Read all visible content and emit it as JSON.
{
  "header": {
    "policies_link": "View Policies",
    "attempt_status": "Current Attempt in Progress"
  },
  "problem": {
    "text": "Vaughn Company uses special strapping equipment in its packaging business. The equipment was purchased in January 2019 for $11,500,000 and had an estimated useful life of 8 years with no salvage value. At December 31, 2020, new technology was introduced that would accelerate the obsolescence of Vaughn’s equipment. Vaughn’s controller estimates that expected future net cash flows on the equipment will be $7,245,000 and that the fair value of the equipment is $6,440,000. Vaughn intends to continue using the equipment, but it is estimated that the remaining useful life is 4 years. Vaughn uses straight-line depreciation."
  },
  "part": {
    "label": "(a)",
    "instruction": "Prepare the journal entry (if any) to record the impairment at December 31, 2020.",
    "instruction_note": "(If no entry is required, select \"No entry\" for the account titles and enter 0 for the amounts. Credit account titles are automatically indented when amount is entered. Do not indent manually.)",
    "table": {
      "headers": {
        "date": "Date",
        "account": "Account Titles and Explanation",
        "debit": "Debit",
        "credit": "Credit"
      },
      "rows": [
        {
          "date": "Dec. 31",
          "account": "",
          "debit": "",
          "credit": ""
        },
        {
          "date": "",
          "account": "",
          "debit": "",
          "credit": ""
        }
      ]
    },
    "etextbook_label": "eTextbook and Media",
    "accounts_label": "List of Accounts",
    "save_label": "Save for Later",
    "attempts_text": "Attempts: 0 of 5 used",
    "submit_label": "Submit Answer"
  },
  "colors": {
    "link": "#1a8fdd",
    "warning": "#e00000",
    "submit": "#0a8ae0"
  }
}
========================================================================
Determine how many lines of the data contain the word "December", and reply with that number only.

2